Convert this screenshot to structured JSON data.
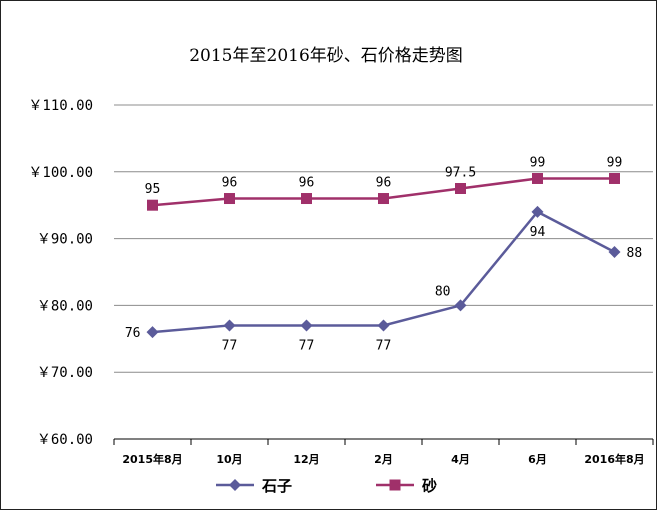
{
  "chart_data": {
    "type": "line",
    "title": "2015年至2016年砂、石价格走势图",
    "categories": [
      "2015年8月",
      "10月",
      "12月",
      "2月",
      "4月",
      "6月",
      "2016年8月"
    ],
    "ylim": [
      60,
      110
    ],
    "yticks": [
      60,
      70,
      80,
      90,
      100,
      110
    ],
    "ytick_labels": [
      "￥60.00",
      "￥70.00",
      "￥80.00",
      "￥90.00",
      "￥100.00",
      "￥110.00"
    ],
    "grid": "horizontal",
    "legend_position": "bottom",
    "series": [
      {
        "name": "石子",
        "marker": "diamond",
        "color": "#5b5b9a",
        "values": [
          76,
          77,
          77,
          77,
          80,
          94,
          88
        ],
        "labels": [
          "76",
          "77",
          "77",
          "77",
          "80",
          "94",
          "88"
        ],
        "label_positions": [
          "left",
          "below",
          "below",
          "below",
          "above-left",
          "below",
          "right"
        ]
      },
      {
        "name": "砂",
        "marker": "square",
        "color": "#a0306a",
        "values": [
          95,
          96,
          96,
          96,
          97.5,
          99,
          99
        ],
        "labels": [
          "95",
          "96",
          "96",
          "96",
          "97.5",
          "99",
          "99"
        ],
        "label_positions": [
          "above",
          "above",
          "above",
          "above",
          "above",
          "above",
          "above"
        ]
      }
    ]
  }
}
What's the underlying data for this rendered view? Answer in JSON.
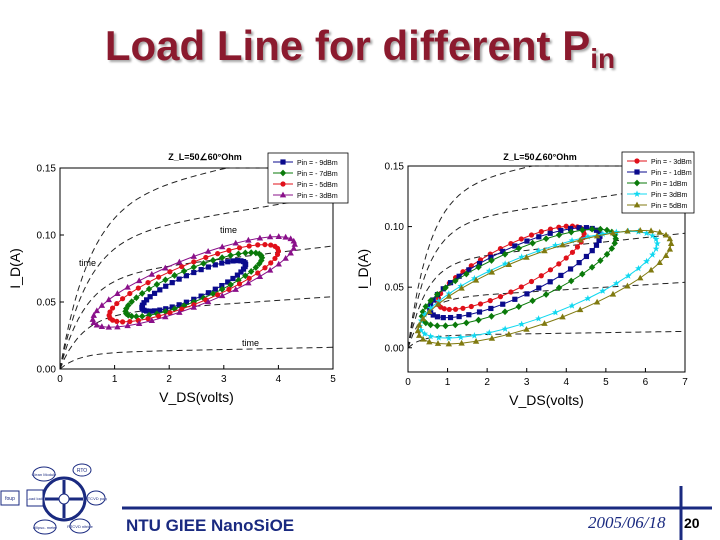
{
  "slide": {
    "title_main": "Load Line for different P",
    "title_sub": "in",
    "footer_org": "NTU GIEE NanoSiOE",
    "footer_date": "2005/06/18",
    "page_number": "20"
  },
  "logo": {
    "labels": [
      "Clean Module",
      "RTO",
      "RTCVD poly",
      "RTCVD nitride",
      "ellipso- meter",
      "Load lock",
      "foup"
    ]
  },
  "colors": {
    "title": "#8b1a2e",
    "footer_text": "#1a2a80",
    "footer_rule": "#1a2a80",
    "blue": "#0a0a8c",
    "green": "#0a7a0a",
    "red": "#e0101a",
    "purple": "#8a108a",
    "cyan": "#10d8f0",
    "olive": "#807a10"
  },
  "chart_data": [
    {
      "type": "line",
      "title": "Z_L=50∠60°Ohm",
      "xlabel": "V_DS(volts)",
      "ylabel": "I_D(A)",
      "xlim": [
        0,
        5
      ],
      "ylim": [
        0,
        0.15
      ],
      "xticks": [
        "0",
        "1",
        "2",
        "3",
        "4",
        "5"
      ],
      "yticks": [
        "0.00",
        "0.05",
        "0.10",
        "0.15"
      ],
      "legend_position": "top-right",
      "annotations": [
        "time",
        "time",
        "time"
      ],
      "series": [
        {
          "name": "Pin = - 9dBm",
          "color": "#0a0a8c",
          "marker": "square",
          "cx": 2.45,
          "cy": 0.062,
          "a": 0.95,
          "b": 0.01,
          "skew": 0.016
        },
        {
          "name": "Pin = - 7dBm",
          "color": "#0a7a0a",
          "marker": "diamond",
          "cx": 2.45,
          "cy": 0.063,
          "a": 1.25,
          "b": 0.013,
          "skew": 0.02
        },
        {
          "name": "Pin = - 5dBm",
          "color": "#e0101a",
          "marker": "circle",
          "cx": 2.45,
          "cy": 0.064,
          "a": 1.55,
          "b": 0.016,
          "skew": 0.024
        },
        {
          "name": "Pin = - 3dBm",
          "color": "#8a108a",
          "marker": "triangle",
          "cx": 2.45,
          "cy": 0.065,
          "a": 1.85,
          "b": 0.019,
          "skew": 0.028
        }
      ]
    },
    {
      "type": "line",
      "title": "Z_L=50∠60°Ohm",
      "xlabel": "V_DS(volts)",
      "ylabel": "I_D(A)",
      "xlim": [
        0,
        7
      ],
      "ylim": [
        -0.02,
        0.15
      ],
      "xticks": [
        "0",
        "1",
        "2",
        "3",
        "4",
        "5",
        "6",
        "7"
      ],
      "yticks": [
        "0.00",
        "0.05",
        "0.10",
        "0.15"
      ],
      "legend_position": "top-right",
      "series": [
        {
          "name": "Pin = - 3dBm",
          "color": "#e0101a",
          "marker": "circle",
          "cx": 2.6,
          "cy": 0.066,
          "a": 1.85,
          "b": 0.02,
          "skew": 0.028
        },
        {
          "name": "Pin = - 1dBm",
          "color": "#0a0a8c",
          "marker": "square",
          "cx": 2.7,
          "cy": 0.062,
          "a": 2.15,
          "b": 0.022,
          "skew": 0.03
        },
        {
          "name": "Pin = 1dBm",
          "color": "#0a7a0a",
          "marker": "diamond",
          "cx": 2.8,
          "cy": 0.058,
          "a": 2.45,
          "b": 0.024,
          "skew": 0.032
        },
        {
          "name": "Pin = 3dBm",
          "color": "#10d8f0",
          "marker": "star",
          "cx": 3.3,
          "cy": 0.052,
          "a": 3.0,
          "b": 0.028,
          "skew": 0.034
        },
        {
          "name": "Pin = 5dBm",
          "color": "#807a10",
          "marker": "triangle",
          "cx": 3.45,
          "cy": 0.05,
          "a": 3.2,
          "b": 0.03,
          "skew": 0.036
        }
      ]
    }
  ]
}
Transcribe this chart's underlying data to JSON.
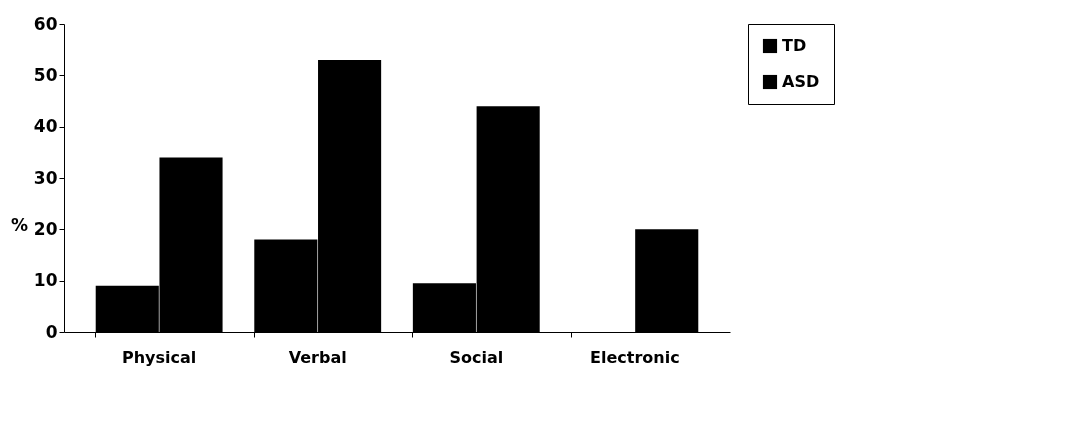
{
  "chart_data": {
    "type": "bar",
    "ylabel": "%",
    "categories": [
      "Physical",
      "Verbal",
      "Social",
      "Electronic"
    ],
    "series": [
      {
        "name": "TD",
        "color": "#000000",
        "values": [
          9,
          18,
          9.5,
          0
        ]
      },
      {
        "name": "ASD",
        "color": "#000000",
        "values": [
          34,
          53,
          44,
          20
        ]
      }
    ],
    "ylim": [
      0,
      60
    ],
    "yticks": [
      0,
      10,
      20,
      30,
      40,
      50,
      60
    ],
    "grid": false,
    "legend": "right"
  }
}
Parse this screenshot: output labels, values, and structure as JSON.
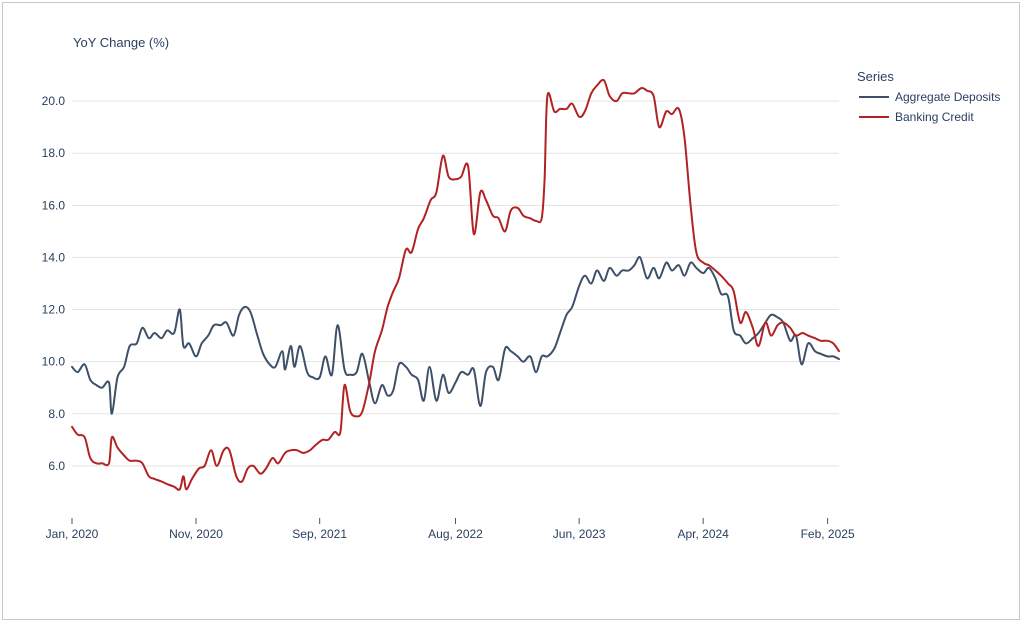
━━━━━━━━━━
## TASK PROMPT
Take the line containing "Transcribe this chart's" through the last line of the material and retype exactly those lines, both ends included, with no pictures.

## THE SOLUTION
Transcribe this chart's underlying data to JSON.
{
  "chart_data": {
    "type": "bar",
    "ylabel": "%",
    "categories": [
      "Physical",
      "Verbal",
      "Social",
      "Electronic"
    ],
    "series": [
      {
        "name": "TD",
        "color": "#000000",
        "values": [
          9,
          18,
          9.5,
          0
        ]
      },
      {
        "name": "ASD",
        "color": "#000000",
        "values": [
          34,
          53,
          44,
          20
        ]
      }
    ],
    "ylim": [
      0,
      60
    ],
    "yticks": [
      0,
      10,
      20,
      30,
      40,
      50,
      60
    ],
    "grid": false,
    "legend": "right"
  }
}
Parse this screenshot: output labels, values, and structure as JSON.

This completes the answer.